DESCRIPTION OF THE TASK: Every record below should be printed exactly as it appears.

Figure content listings
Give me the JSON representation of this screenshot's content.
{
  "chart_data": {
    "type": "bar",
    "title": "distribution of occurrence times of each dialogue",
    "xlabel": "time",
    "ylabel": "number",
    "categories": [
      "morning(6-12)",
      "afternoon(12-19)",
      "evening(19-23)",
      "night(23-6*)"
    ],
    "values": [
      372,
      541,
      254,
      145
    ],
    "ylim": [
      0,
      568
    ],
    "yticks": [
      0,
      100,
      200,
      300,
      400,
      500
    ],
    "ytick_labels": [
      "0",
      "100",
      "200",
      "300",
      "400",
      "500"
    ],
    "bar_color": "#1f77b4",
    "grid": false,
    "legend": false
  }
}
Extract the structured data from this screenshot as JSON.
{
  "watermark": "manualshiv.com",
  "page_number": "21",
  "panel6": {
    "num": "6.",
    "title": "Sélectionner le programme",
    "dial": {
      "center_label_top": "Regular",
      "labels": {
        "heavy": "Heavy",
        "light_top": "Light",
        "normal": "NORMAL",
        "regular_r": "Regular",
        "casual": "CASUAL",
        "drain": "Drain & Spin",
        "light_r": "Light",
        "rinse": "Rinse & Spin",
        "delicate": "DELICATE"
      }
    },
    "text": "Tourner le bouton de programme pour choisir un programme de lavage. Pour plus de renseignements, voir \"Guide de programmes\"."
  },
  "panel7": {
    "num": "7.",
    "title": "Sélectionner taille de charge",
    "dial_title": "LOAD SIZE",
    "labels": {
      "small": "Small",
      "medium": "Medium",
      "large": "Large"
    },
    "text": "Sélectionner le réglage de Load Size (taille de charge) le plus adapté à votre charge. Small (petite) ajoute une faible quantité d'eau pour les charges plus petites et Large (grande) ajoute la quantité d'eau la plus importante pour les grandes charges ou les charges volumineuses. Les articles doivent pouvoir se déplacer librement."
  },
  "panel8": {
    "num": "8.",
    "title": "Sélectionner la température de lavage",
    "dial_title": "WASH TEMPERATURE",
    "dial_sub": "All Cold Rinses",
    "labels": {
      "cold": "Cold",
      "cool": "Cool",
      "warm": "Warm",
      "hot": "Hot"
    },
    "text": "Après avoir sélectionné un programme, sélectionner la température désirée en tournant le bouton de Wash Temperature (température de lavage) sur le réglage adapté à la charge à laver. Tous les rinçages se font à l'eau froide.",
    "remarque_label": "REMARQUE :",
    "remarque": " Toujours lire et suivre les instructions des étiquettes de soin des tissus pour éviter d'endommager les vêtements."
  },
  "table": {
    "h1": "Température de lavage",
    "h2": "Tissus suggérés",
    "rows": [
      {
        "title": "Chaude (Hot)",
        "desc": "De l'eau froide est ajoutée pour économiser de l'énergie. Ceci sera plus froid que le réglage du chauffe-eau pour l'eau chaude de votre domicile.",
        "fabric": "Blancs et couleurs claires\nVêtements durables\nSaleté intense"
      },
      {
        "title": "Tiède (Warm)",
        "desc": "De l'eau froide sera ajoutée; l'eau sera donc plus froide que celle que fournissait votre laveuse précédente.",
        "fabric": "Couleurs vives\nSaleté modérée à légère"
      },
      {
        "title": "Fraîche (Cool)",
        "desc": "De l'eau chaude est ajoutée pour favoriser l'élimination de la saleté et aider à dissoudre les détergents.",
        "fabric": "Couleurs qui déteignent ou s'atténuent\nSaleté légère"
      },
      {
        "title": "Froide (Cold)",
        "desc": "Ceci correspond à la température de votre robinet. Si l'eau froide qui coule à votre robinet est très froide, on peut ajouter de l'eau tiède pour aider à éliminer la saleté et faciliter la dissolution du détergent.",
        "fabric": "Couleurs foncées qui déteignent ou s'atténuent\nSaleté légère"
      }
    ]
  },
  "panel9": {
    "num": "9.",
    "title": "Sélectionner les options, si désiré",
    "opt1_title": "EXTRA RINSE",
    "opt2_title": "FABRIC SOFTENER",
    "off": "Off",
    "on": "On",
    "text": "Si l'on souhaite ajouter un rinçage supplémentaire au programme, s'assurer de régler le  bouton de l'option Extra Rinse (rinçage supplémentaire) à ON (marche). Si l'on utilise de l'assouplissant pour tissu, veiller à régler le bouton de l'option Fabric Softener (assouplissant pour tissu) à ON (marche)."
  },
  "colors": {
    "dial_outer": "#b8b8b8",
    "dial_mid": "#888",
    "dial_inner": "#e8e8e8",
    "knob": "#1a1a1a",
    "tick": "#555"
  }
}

RESULT OF THIS TASK:
Give me the JSON representation of this screenshot's content.
{
  "chart_data": {
    "type": "bar",
    "title": "distribution of occurrence times of each dialogue",
    "xlabel": "time",
    "ylabel": "number",
    "categories": [
      "morning(6-12)",
      "afternoon(12-19)",
      "evening(19-23)",
      "night(23-6*)"
    ],
    "values": [
      372,
      541,
      254,
      145
    ],
    "ylim": [
      0,
      568
    ],
    "yticks": [
      0,
      100,
      200,
      300,
      400,
      500
    ],
    "ytick_labels": [
      "0",
      "100",
      "200",
      "300",
      "400",
      "500"
    ],
    "bar_color": "#1f77b4",
    "grid": false,
    "legend": false
  }
}
Extract the structured data from this screenshot as JSON.
{
  "watermark": "manualshiv.com",
  "page_number": "21",
  "panel6": {
    "num": "6.",
    "title": "Sélectionner le programme",
    "dial": {
      "center_label_top": "Regular",
      "labels": {
        "heavy": "Heavy",
        "light_top": "Light",
        "normal": "NORMAL",
        "regular_r": "Regular",
        "casual": "CASUAL",
        "drain": "Drain & Spin",
        "light_r": "Light",
        "rinse": "Rinse & Spin",
        "delicate": "DELICATE"
      }
    },
    "text": "Tourner le bouton de programme pour choisir un programme de lavage. Pour plus de renseignements, voir \"Guide de programmes\"."
  },
  "panel7": {
    "num": "7.",
    "title": "Sélectionner taille de charge",
    "dial_title": "LOAD SIZE",
    "labels": {
      "small": "Small",
      "medium": "Medium",
      "large": "Large"
    },
    "text": "Sélectionner le réglage de Load Size (taille de charge) le plus adapté à votre charge. Small (petite) ajoute une faible quantité d'eau pour les charges plus petites et Large (grande) ajoute la quantité d'eau la plus importante pour les grandes charges ou les charges volumineuses. Les articles doivent pouvoir se déplacer librement."
  },
  "panel8": {
    "num": "8.",
    "title": "Sélectionner la température de lavage",
    "dial_title": "WASH TEMPERATURE",
    "dial_sub": "All Cold Rinses",
    "labels": {
      "cold": "Cold",
      "cool": "Cool",
      "warm": "Warm",
      "hot": "Hot"
    },
    "text": "Après avoir sélectionné un programme, sélectionner la température désirée en tournant le bouton de Wash Temperature (température de lavage) sur le réglage adapté à la charge à laver. Tous les rinçages se font à l'eau froide.",
    "remarque_label": "REMARQUE :",
    "remarque": " Toujours lire et suivre les instructions des étiquettes de soin des tissus pour éviter d'endommager les vêtements."
  },
  "table": {
    "h1": "Température de lavage",
    "h2": "Tissus suggérés",
    "rows": [
      {
        "title": "Chaude (Hot)",
        "desc": "De l'eau froide est ajoutée pour économiser de l'énergie. Ceci sera plus froid que le réglage du chauffe-eau pour l'eau chaude de votre domicile.",
        "fabric": "Blancs et couleurs claires\nVêtements durables\nSaleté intense"
      },
      {
        "title": "Tiède (Warm)",
        "desc": "De l'eau froide sera ajoutée; l'eau sera donc plus froide que celle que fournissait votre laveuse précédente.",
        "fabric": "Couleurs vives\nSaleté modérée à légère"
      },
      {
        "title": "Fraîche (Cool)",
        "desc": "De l'eau chaude est ajoutée pour favoriser l'élimination de la saleté et aider à dissoudre les détergents.",
        "fabric": "Couleurs qui déteignent ou s'atténuent\nSaleté légère"
      },
      {
        "title": "Froide (Cold)",
        "desc": "Ceci correspond à la température de votre robinet. Si l'eau froide qui coule à votre robinet est très froide, on peut ajouter de l'eau tiède pour aider à éliminer la saleté et faciliter la dissolution du détergent.",
        "fabric": "Couleurs foncées qui déteignent ou s'atténuent\nSaleté légère"
      }
    ]
  },
  "panel9": {
    "num": "9.",
    "title": "Sélectionner les options, si désiré",
    "opt1_title": "EXTRA RINSE",
    "opt2_title": "FABRIC SOFTENER",
    "off": "Off",
    "on": "On",
    "text": "Si l'on souhaite ajouter un rinçage supplémentaire au programme, s'assurer de régler le  bouton de l'option Extra Rinse (rinçage supplémentaire) à ON (marche). Si l'on utilise de l'assouplissant pour tissu, veiller à régler le bouton de l'option Fabric Softener (assouplissant pour tissu) à ON (marche)."
  },
  "colors": {
    "dial_outer": "#b8b8b8",
    "dial_mid": "#888",
    "dial_inner": "#e8e8e8",
    "knob": "#1a1a1a",
    "tick": "#555"
  }
}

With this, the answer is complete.